[Short problem] Within the records below, find each line that holds the string "областном", then copy it.

[Part of a data file]
○ ○ ○ ○ ○

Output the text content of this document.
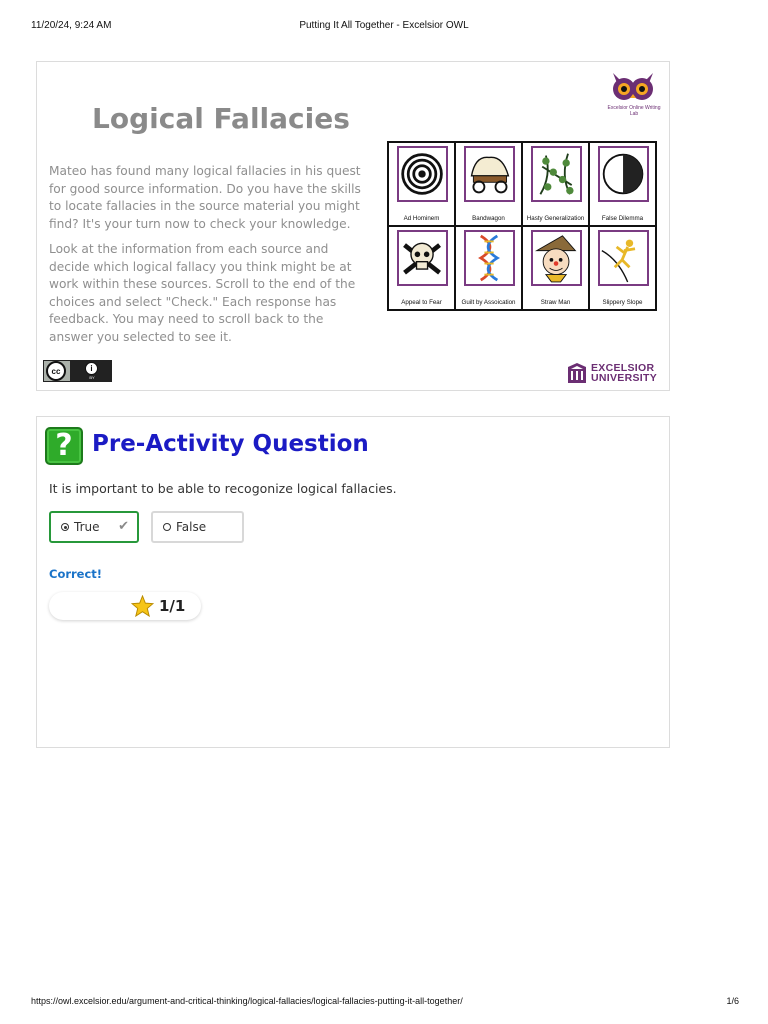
11/20/24, 9:24 AM	Putting It All Together - Excelsior OWL
Logical Fallacies

Mateo has found many logical fallacies in his quest for good source information. Do you have the skills to locate fallacies in the source material you might find? It's your turn now to check your knowledge.

Look at the information from each source and decide which logical fallacy you think might be at work within these sources. Scroll to the end of the choices and select "Check." Each response has feedback. You may need to scroll back to the answer you selected to see it.

Excelsior Online Writing Lab
Ad Hominem	Bandwagon	Hasty Generalization	False Dilemma
Appeal to Fear	Guilt by Assoication	Straw Man	Slippery Slope
cc	i
BY
EXCELSIOR
UNIVERSITY
? Pre-Activity Question
It is important to be able to recogonize logical fallacies.
True ✔	False
Correct!
1/1
https://owl.excelsior.edu/argument-and-critical-thinking/logical-fallacies/logical-fallacies-putting-it-all-together/	1/6
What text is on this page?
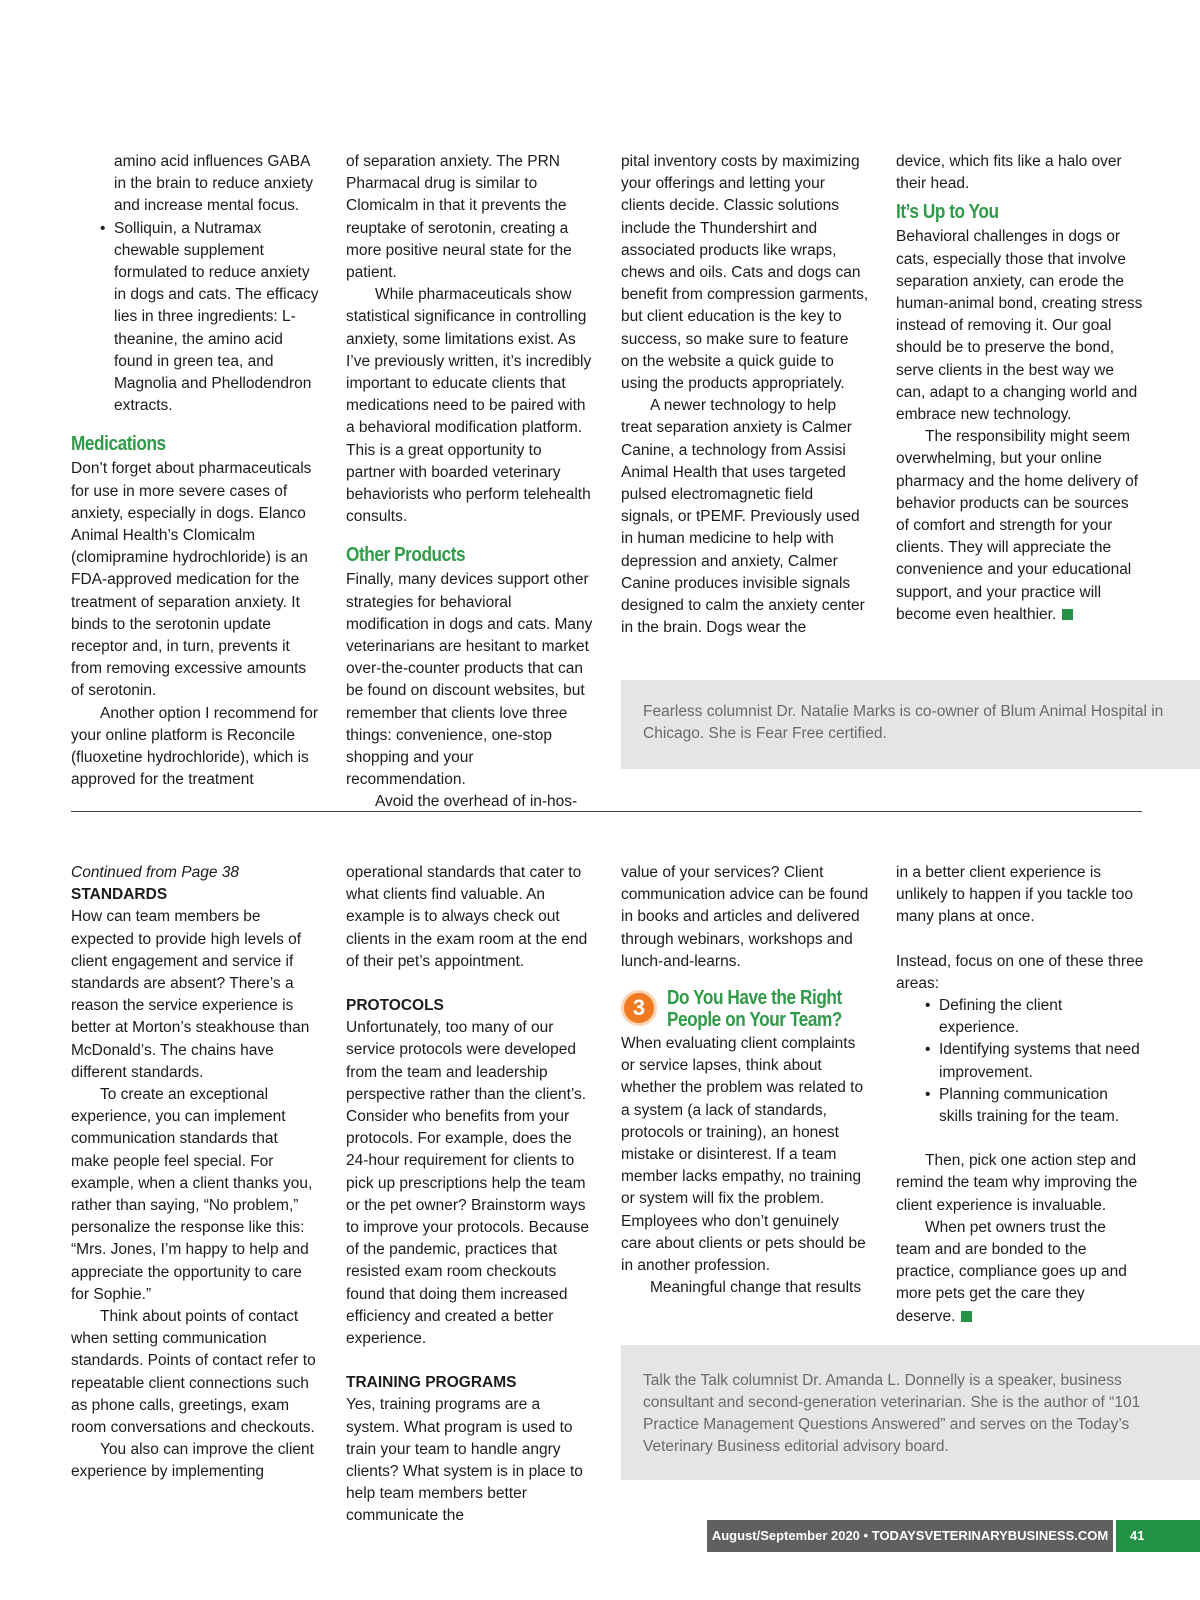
amino acid influences GABA in the brain to reduce anxiety and increase mental focus.
• Solliquin, a Nutramax chewable supplement formulated to reduce anxiety in dogs and cats. The efficacy lies in three ingredients: L-theanine, the amino acid found in green tea, and Magnolia and Phellodendron extracts.
Medications

Don’t forget about pharmaceuticals for use in more severe cases of anxiety, especially in dogs. Elanco Animal Health’s Clomicalm (clomipramine hydrochloride) is an FDA-approved medication for the treatment of separation anxiety. It binds to the serotonin update receptor and, in turn, prevents it from removing excessive amounts of serotonin.

Another option I recommend for your online platform is Reconcile (fluoxetine hydrochloride), which is approved for the treatment

of separation anxiety. The PRN Pharmacal drug is similar to Clomicalm in that it prevents the reuptake of serotonin, creating a more positive neural state for the patient.

While pharmaceuticals show statistical significance in controlling anxiety, some limitations exist. As I’ve previously written, it’s incredibly important to educate clients that medications need to be paired with a behavioral modification platform. This is a great opportunity to partner with boarded veterinary behaviorists who perform telehealth consults.

Other Products

Finally, many devices support other strategies for behavioral modification in dogs and cats. Many veterinarians are hesitant to market over-the-counter products that can be found on discount websites, but remember that clients love three things: convenience, one-stop shopping and your recommendation.

Avoid the overhead of in-hos-

pital inventory costs by maximizing your offerings and letting your clients decide. Classic solutions include the Thundershirt and associated products like wraps, chews and oils. Cats and dogs can benefit from compression garments, but client education is the key to success, so make sure to feature on the website a quick guide to using the products appropriately.

A newer technology to help treat separation anxiety is Calmer Canine, a technology from Assisi Animal Health that uses targeted pulsed electromagnetic field signals, or tPEMF. Previously used in human medicine to help with depression and anxiety, Calmer Canine produces invisible signals designed to calm the anxiety center in the brain. Dogs wear the

device, which fits like a halo over their head.

It’s Up to You

Behavioral challenges in dogs or cats, especially those that involve separation anxiety, can erode the human-animal bond, creating stress instead of removing it. Our goal should be to preserve the bond, serve clients in the best way we can, adapt to a changing world and embrace new technology.

The responsibility might seem overwhelming, but your online pharmacy and the home delivery of behavior products can be sources of comfort and strength for your clients. They will appreciate the convenience and your educational support, and your practice will become even healthier.

Fearless columnist Dr. Natalie Marks is co-owner of Blum Animal Hospital in Chicago. She is Fear Free certified.

Continued from Page 38

STANDARDS

How can team members be expected to provide high levels of client engagement and service if standards are absent? There’s a reason the service experience is better at Morton’s steakhouse than McDonald’s. The chains have different standards.

To create an exceptional experience, you can implement communication standards that make people feel special. For example, when a client thanks you, rather than saying, “No problem,” personalize the response like this: “Mrs. Jones, I’m happy to help and appreciate the opportunity to care for Sophie.”

Think about points of contact when setting communication standards. Points of contact refer to repeatable client connections such as phone calls, greetings, exam room conversations and checkouts.

You also can improve the client experience by implementing

operational standards that cater to what clients find valuable. An example is to always check out clients in the exam room at the end of their pet’s appointment.

PROTOCOLS

Unfortunately, too many of our service protocols were developed from the team and leadership perspective rather than the client’s. Consider who benefits from your protocols. For example, does the 24-hour requirement for clients to pick up prescriptions help the team or the pet owner? Brainstorm ways to improve your protocols. Because of the pandemic, practices that resisted exam room checkouts found that doing them increased efficiency and created a better experience.

TRAINING PROGRAMS

Yes, training programs are a system. What program is used to train your team to handle angry clients? What system is in place to help team members better communicate the

value of your services? Client communication advice can be found in books and articles and delivered through webinars, workshops and lunch-and-learns.

3	Do You Have the Right
People on Your Team?

When evaluating client complaints or service lapses, think about whether the problem was related to a system (a lack of standards, protocols or training), an honest mistake or disinterest. If a team member lacks empathy, no training or system will fix the problem. Employees who don’t genuinely care about clients or pets should be in another profession.

Meaningful change that results

in a better client experience is unlikely to happen if you tackle too many plans at once.

Instead, focus on one of these three areas:

• Defining the client experience.
• Identifying systems that need improvement.
• Planning communication skills training for the team.

Then, pick one action step and remind the team why improving the client experience is invaluable.

When pet owners trust the team and are bonded to the practice, compliance goes up and more pets get the care they deserve.

Talk the Talk columnist Dr. Amanda L. Donnelly is a speaker, business consultant and second-generation veterinarian. She is the author of “101 Practice Management Questions Answered” and serves on the Today’s Veterinary Business editorial advisory board.
August/September 2020 • TODAYSVETERINARYBUSINESS.COM	41
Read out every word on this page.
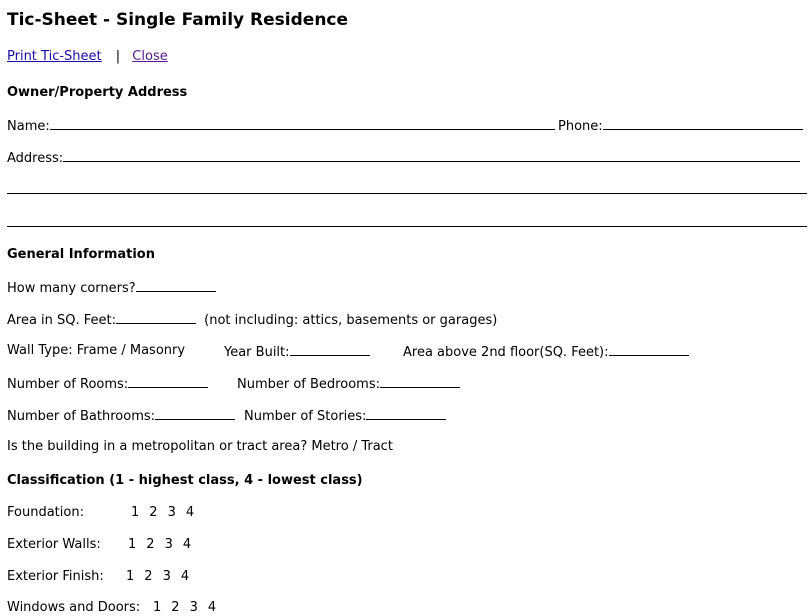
Tic-Sheet - Single Family Residence
Print Tic-Sheet | Close
Owner/Property Address
Name:	Phone:
Address:
General Information
How many corners?
Area in SQ. Feet:	(not including: attics, basements or garages)
Wall Type: Frame / Masonry	Year Built:	Area above 2nd floor(SQ. Feet):
Number of Rooms:	Number of Bedrooms:
Number of Bathrooms:	Number of Stories:
Is the building in a metropolitan or tract area? Metro / Tract
Classification (1 - highest class, 4 - lowest class)
Foundation:	1 2 3 4
Exterior Walls: 1 2 3 4
Exterior Finish: 1 2 3 4
Windows and Doors: 1 2 3 4
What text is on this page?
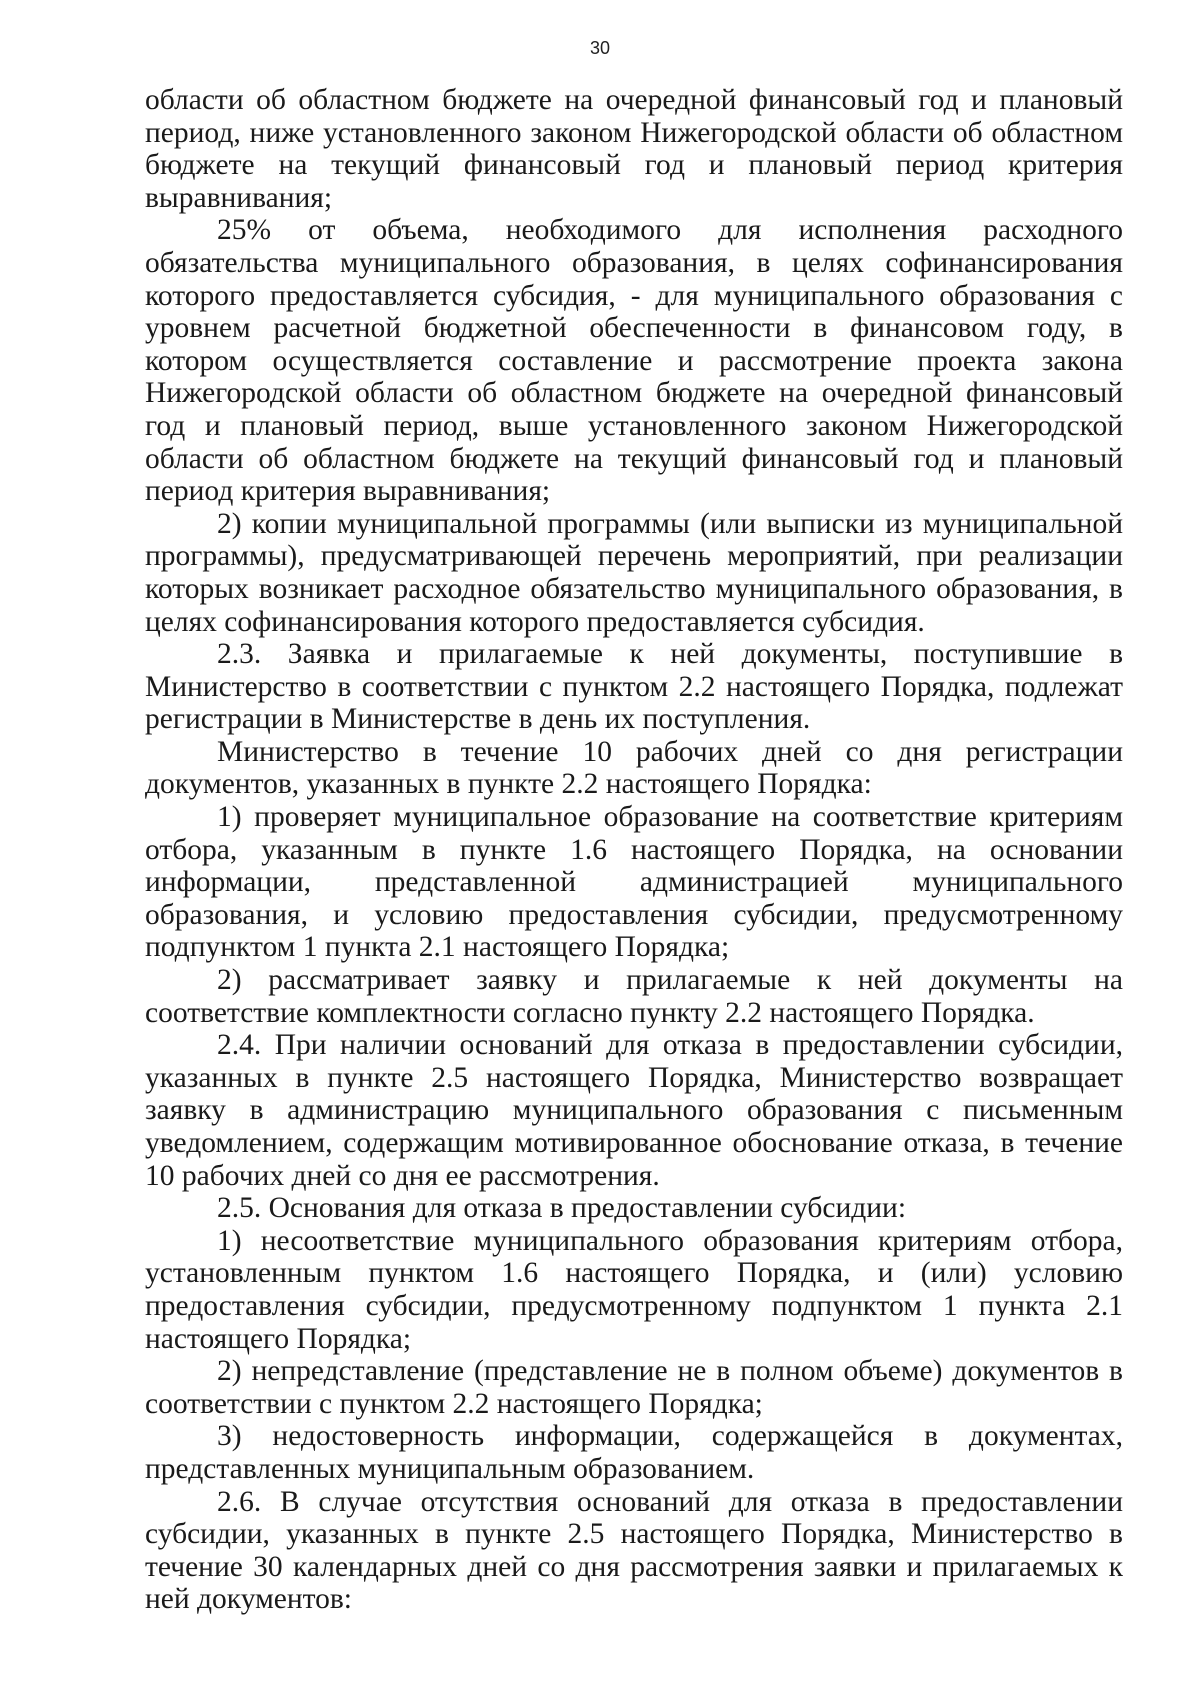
30

области об областном бюджете на очередной финансовый год и плановый период, ниже установленного законом Нижегородской области об областном бюджете на текущий финансовый год и плановый период критерия выравнивания;

25% от объема, необходимого для исполнения расходного обязательства муниципального образования, в целях софинансирования которого предоставляется субсидия, - для муниципального образования с уровнем расчетной бюджетной обеспеченности в финансовом году, в котором осуществляется составление и рассмотрение проекта закона Нижегородской области об областном бюджете на очередной финансовый год и плановый период, выше установленного законом Нижегородской области об областном бюджете на текущий финансовый год и плановый период критерия выравнивания;

2) копии муниципальной программы (или выписки из муниципальной программы), предусматривающей перечень мероприятий, при реализации которых возникает расходное обязательство муниципального образования, в целях софинансирования которого предоставляется субсидия.

2.3. Заявка и прилагаемые к ней документы, поступившие в Министерство в соответствии с пунктом 2.2 настоящего Порядка, подлежат регистрации в Министерстве в день их поступления.

Министерство в течение 10 рабочих дней со дня регистрации документов, указанных в пункте 2.2 настоящего Порядка:

1) проверяет муниципальное образование на соответствие критериям отбора, указанным в пункте 1.6 настоящего Порядка, на основании информации, представленной администрацией муниципального образования, и условию предоставления субсидии, предусмотренному подпунктом 1 пункта 2.1 настоящего Порядка;

2) рассматривает заявку и прилагаемые к ней документы на соответствие комплектности согласно пункту 2.2 настоящего Порядка.

2.4. При наличии оснований для отказа в предоставлении субсидии, указанных в пункте 2.5 настоящего Порядка, Министерство возвращает заявку в администрацию муниципального образования с письменным уведомлением, содержащим мотивированное обоснование отказа, в течение 10 рабочих дней со дня ее рассмотрения.

2.5. Основания для отказа в предоставлении субсидии:

1) несоответствие муниципального образования критериям отбора, установленным пунктом 1.6 настоящего Порядка, и (или) условию предоставления субсидии, предусмотренному подпунктом 1 пункта 2.1 настоящего Порядка;

2) непредставление (представление не в полном объеме) документов в соответствии с пунктом 2.2 настоящего Порядка;

3) недостоверность информации, содержащейся в документах, представленных муниципальным образованием.

2.6. В случае отсутствия оснований для отказа в предоставлении субсидии, указанных в пункте 2.5 настоящего Порядка, Министерство в течение 30 календарных дней со дня рассмотрения заявки и прилагаемых к ней документов:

○ ○ ○ ○ ○

[Solution to the exercise]
области об областном бюджете на очередной финансовый год и плановый период, ниже установленного законом Нижегородской области об областном бюджете на текущий финансовый год и плановый период критерия выравнивания;
25% от объема, необходимого для исполнения расходного обязательства муниципального образования, в целях софинансирования которого предоставляется субсидия, - для муниципального образования с уровнем расчетной бюджетной обеспеченности в финансовом году, в котором осуществляется составление и рассмотрение проекта закона Нижегородской области об областном бюджете на очередной финансовый год и плановый период, выше установленного законом Нижегородской области об областном бюджете на текущий финансовый год и плановый период критерия выравнивания;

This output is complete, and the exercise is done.